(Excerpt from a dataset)
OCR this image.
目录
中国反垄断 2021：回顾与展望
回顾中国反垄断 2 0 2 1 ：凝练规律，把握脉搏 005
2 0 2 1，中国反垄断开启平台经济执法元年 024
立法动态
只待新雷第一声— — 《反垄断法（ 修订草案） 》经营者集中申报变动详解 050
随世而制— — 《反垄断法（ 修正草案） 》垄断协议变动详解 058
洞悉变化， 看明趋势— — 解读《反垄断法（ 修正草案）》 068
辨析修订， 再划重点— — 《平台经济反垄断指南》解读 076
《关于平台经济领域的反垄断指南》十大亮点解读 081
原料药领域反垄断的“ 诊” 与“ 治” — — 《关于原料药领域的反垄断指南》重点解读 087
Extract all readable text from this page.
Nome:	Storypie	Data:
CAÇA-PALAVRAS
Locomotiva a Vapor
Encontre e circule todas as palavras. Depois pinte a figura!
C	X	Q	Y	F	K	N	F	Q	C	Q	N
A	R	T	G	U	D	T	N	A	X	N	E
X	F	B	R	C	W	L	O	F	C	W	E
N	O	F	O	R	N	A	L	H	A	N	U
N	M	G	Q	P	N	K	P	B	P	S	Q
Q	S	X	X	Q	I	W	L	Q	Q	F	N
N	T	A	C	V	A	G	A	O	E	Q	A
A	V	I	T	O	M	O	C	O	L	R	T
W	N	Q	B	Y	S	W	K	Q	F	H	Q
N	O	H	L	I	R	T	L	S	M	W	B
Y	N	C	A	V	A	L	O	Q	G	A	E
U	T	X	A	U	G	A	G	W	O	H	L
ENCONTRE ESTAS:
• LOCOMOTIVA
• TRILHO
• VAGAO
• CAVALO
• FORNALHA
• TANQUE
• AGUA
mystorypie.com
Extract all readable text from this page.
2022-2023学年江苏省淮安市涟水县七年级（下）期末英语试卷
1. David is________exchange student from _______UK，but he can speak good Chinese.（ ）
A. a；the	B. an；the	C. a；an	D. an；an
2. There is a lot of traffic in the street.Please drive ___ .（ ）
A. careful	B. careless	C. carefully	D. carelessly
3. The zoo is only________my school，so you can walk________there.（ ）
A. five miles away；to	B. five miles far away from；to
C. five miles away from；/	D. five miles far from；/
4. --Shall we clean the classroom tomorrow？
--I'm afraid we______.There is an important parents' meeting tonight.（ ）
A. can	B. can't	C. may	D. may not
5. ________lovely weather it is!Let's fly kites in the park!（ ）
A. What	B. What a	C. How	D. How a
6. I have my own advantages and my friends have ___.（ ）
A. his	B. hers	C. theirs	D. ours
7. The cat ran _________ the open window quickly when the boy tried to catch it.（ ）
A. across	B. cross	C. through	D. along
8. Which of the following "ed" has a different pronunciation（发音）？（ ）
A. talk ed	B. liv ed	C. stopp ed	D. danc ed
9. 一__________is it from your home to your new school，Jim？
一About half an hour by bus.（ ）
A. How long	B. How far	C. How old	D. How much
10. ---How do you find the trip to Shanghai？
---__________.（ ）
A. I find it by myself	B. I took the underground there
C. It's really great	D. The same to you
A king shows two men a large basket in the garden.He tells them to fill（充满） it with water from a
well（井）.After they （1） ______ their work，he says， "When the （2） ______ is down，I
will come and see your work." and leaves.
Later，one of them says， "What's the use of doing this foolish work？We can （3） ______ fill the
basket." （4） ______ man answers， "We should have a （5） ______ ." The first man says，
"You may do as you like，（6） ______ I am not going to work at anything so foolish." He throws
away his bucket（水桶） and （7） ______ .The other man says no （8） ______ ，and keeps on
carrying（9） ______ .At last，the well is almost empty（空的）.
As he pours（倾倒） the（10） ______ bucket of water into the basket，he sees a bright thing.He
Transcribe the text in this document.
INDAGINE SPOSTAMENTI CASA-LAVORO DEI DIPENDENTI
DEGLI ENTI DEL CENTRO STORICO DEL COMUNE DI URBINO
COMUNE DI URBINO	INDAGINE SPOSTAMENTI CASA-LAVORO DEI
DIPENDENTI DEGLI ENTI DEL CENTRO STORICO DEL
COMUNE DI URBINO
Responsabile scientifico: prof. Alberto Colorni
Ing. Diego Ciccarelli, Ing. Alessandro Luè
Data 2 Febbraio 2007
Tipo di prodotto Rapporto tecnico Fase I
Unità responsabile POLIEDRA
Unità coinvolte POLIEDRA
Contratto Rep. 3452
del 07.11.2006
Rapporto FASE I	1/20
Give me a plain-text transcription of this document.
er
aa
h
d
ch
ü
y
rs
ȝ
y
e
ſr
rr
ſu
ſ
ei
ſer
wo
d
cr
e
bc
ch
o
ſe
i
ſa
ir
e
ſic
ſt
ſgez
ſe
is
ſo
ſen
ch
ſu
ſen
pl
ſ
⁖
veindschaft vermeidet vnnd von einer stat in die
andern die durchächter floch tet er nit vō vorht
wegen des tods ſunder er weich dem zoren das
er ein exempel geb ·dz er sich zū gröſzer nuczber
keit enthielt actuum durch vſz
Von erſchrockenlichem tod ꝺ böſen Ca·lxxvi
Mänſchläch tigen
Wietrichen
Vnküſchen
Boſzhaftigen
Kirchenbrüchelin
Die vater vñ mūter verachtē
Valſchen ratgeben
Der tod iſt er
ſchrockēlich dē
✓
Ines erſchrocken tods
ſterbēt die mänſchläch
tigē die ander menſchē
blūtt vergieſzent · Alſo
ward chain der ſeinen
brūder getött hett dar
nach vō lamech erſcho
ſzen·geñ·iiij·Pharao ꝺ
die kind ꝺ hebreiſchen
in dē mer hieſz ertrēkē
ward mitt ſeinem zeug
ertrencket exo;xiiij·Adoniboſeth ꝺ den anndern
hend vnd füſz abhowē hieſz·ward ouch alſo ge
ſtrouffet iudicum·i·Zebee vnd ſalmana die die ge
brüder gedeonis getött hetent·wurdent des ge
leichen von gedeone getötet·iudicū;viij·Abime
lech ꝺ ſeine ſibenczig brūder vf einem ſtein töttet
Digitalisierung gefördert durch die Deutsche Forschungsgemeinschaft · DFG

*WRITTEN PROBLEM*
Using the data above, return each line exactly as written.

*CORRECT OUTPUT*
OCR this image.
目录
中国反垄断 2021：回顾与展望
回顾中国反垄断 2 0 2 1 ：凝练规律，把握脉搏 005
2 0 2 1，中国反垄断开启平台经济执法元年 024
立法动态
只待新雷第一声— — 《反垄断法（ 修订草案） 》经营者集中申报变动详解 050
随世而制— — 《反垄断法（ 修正草案） 》垄断协议变动详解 058
洞悉变化， 看明趋势— — 解读《反垄断法（ 修正草案）》 068
辨析修订， 再划重点— — 《平台经济反垄断指南》解读 076
《关于平台经济领域的反垄断指南》十大亮点解读 081
原料药领域反垄断的“ 诊” 与“ 治” — — 《关于原料药领域的反垄断指南》重点解读 087
Extract all readable text from this page.
Nome:	Storypie	Data:
CAÇA-PALAVRAS
Locomotiva a Vapor
Encontre e circule todas as palavras. Depois pinte a figura!
C	X	Q	Y	F	K	N	F	Q	C	Q	N
A	R	T	G	U	D	T	N	A	X	N	E
X	F	B	R	C	W	L	O	F	C	W	E
N	O	F	O	R	N	A	L	H	A	N	U
N	M	G	Q	P	N	K	P	B	P	S	Q
Q	S	X	X	Q	I	W	L	Q	Q	F	N
N	T	A	C	V	A	G	A	O	E	Q	A
A	V	I	T	O	M	O	C	O	L	R	T
W	N	Q	B	Y	S	W	K	Q	F	H	Q
N	O	H	L	I	R	T	L	S	M	W	B
Y	N	C	A	V	A	L	O	Q	G	A	E
U	T	X	A	U	G	A	G	W	O	H	L
ENCONTRE ESTAS:
• LOCOMOTIVA
• TRILHO
• VAGAO
• CAVALO
• FORNALHA
• TANQUE
• AGUA
mystorypie.com
Extract all readable text from this page.
2022-2023学年江苏省淮安市涟水县七年级（下）期末英语试卷
1. David is________exchange student from _______UK，but he can speak good Chinese.（ ）
A. a；the	B. an；the	C. a；an	D. an；an
2. There is a lot of traffic in the street.Please drive ___ .（ ）
A. careful	B. careless	C. carefully	D. carelessly
3. The zoo is only________my school，so you can walk________there.（ ）
A. five miles away；to	B. five miles far away from；to
C. five miles away from；/	D. five miles far from；/
4. --Shall we clean the classroom tomorrow？
--I'm afraid we______.There is an important parents' meeting tonight.（ ）
A. can	B. can't	C. may	D. may not
5. ________lovely weather it is!Let's fly kites in the park!（ ）
A. What	B. What a	C. How	D. How a
6. I have my own advantages and my friends have ___.（ ）
A. his	B. hers	C. theirs	D. ours
7. The cat ran _________ the open window quickly when the boy tried to catch it.（ ）
A. across	B. cross	C. through	D. along
8. Which of the following "ed" has a different pronunciation（发音）？（ ）
A. talk ed	B. liv ed	C. stopp ed	D. danc ed
9. 一__________is it from your home to your new school，Jim？
一About half an hour by bus.（ ）
A. How long	B. How far	C. How old	D. How much
10. ---How do you find the trip to Shanghai？
---__________.（ ）
A. I find it by myself	B. I took the underground there
C. It's really great	D. The same to you
A king shows two men a large basket in the garden.He tells them to fill（充满） it with water from a
well（井）.After they （1） ______ their work，he says， "When the （2） ______ is down，I
will come and see your work." and leaves.
Later，one of them says， "What's the use of doing this foolish work？We can （3） ______ fill the
basket." （4） ______ man answers， "We should have a （5） ______ ." The first man says，
"You may do as you like，（6） ______ I am not going to work at anything so foolish." He throws
away his bucket（水桶） and （7） ______ .The other man says no （8） ______ ，and keeps on
carrying（9） ______ .At last，the well is almost empty（空的）.
As he pours（倾倒） the（10） ______ bucket of water into the basket，he sees a bright thing.He
Transcribe the text in this document.
INDAGINE SPOSTAMENTI CASA-LAVORO DEI DIPENDENTI
DEGLI ENTI DEL CENTRO STORICO DEL COMUNE DI URBINO
COMUNE DI URBINO	INDAGINE SPOSTAMENTI CASA-LAVORO DEI
DIPENDENTI DEGLI ENTI DEL CENTRO STORICO DEL
COMUNE DI URBINO
Responsabile scientifico: prof. Alberto Colorni
Ing. Diego Ciccarelli, Ing. Alessandro Luè
Data 2 Febbraio 2007
Tipo di prodotto Rapporto tecnico Fase I
Unità responsabile POLIEDRA
Unità coinvolte POLIEDRA
Contratto Rep. 3452
del 07.11.2006
Rapporto FASE I	1/20
Give me a plain-text transcription of this document.
er
aa
h
d
ch
ü
y
rs
ȝ
y
e
ſr
rr
ſu
ſ
ei
ſer
wo
d
cr
e
bc
ch
o
ſe
i
ſa
ir
e
ſic
ſt
ſgez
ſe
is
ſo
ſen
ch
ſu
ſen
pl
ſ
⁖
veindschaft vermeidet vnnd von einer stat in die
andern die durchächter floch tet er nit vō vorht
wegen des tods ſunder er weich dem zoren das
er ein exempel geb ·dz er sich zū gröſzer nuczber
keit enthielt actuum durch vſz
Von erſchrockenlichem tod ꝺ böſen Ca·lxxvi
Mänſchläch tigen
Wietrichen
Vnküſchen
Boſzhaftigen
Kirchenbrüchelin
Die vater vñ mūter verachtē
Valſchen ratgeben
Der tod iſt er
ſchrockēlich dē
✓
Ines erſchrocken tods
ſterbēt die mänſchläch
tigē die ander menſchē
blūtt vergieſzent · Alſo
ward chain der ſeinen
brūder getött hett dar
nach vō lamech erſcho
ſzen·geñ·iiij·Pharao ꝺ
die kind ꝺ hebreiſchen
in dē mer hieſz ertrēkē
ward mitt ſeinem zeug
ertrencket exo;xiiij·Adoniboſeth ꝺ den anndern
hend vnd füſz abhowē hieſz·ward ouch alſo ge
ſtrouffet iudicum·i·Zebee vnd ſalmana die die ge
brüder gedeonis getött hetent·wurdent des ge
leichen von gedeone getötet·iudicū;viij·Abime
lech ꝺ ſeine ſibenczig brūder vf einem ſtein töttet
Digitalisierung gefördert durch die Deutsche Forschungsgemeinschaft · DFG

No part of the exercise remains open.